*Aim:* The records below must be retyped exactly.

[Data to process start]

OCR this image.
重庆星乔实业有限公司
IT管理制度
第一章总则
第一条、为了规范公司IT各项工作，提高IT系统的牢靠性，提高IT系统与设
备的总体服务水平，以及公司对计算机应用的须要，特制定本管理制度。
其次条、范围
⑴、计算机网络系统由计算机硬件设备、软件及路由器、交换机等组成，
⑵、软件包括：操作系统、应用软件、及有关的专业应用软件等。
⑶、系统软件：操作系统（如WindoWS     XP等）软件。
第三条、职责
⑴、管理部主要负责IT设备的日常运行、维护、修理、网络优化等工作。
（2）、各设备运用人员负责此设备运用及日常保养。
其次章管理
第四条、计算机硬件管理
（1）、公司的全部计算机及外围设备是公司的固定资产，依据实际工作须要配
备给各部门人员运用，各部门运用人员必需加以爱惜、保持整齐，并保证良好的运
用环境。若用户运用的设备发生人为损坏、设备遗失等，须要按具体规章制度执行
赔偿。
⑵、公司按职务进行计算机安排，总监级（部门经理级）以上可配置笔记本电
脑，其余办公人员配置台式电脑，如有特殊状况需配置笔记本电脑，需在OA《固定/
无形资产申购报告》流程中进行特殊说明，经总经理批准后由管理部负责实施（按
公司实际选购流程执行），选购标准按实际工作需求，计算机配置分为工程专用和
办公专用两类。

[Data to process end]

*Solution:*
OCR this image.
重庆星乔实业有限公司
IT管理制度
第一章总则
第一条、为了规范公司IT各项工作，提高IT系统的牢靠性，提高IT系统与设
备的总体服务水平，以及公司对计算机应用的须要，特制定本管理制度。
其次条、范围
⑴、计算机网络系统由计算机硬件设备、软件及路由器、交换机等组成，
⑵、软件包括：操作系统、应用软件、及有关的专业应用软件等。
⑶、系统软件：操作系统（如WindoWS     XP等）软件。
第三条、职责
⑴、管理部主要负责IT设备的日常运行、维护、修理、网络优化等工作。
（2）、各设备运用人员负责此设备运用及日常保养。
其次章管理
第四条、计算机硬件管理
（1）、公司的全部计算机及外围设备是公司的固定资产，依据实际工作须要配
备给各部门人员运用，各部门运用人员必需加以爱惜、保持整齐，并保证良好的运
用环境。若用户运用的设备发生人为损坏、设备遗失等，须要按具体规章制度执行
赔偿。
⑵、公司按职务进行计算机安排，总监级（部门经理级）以上可配置笔记本电
脑，其余办公人员配置台式电脑，如有特殊状况需配置笔记本电脑，需在OA《固定/
无形资产申购报告》流程中进行特殊说明，经总经理批准后由管理部负责实施（按
公司实际选购流程执行），选购标准按实际工作需求，计算机配置分为工程专用和
办公专用两类。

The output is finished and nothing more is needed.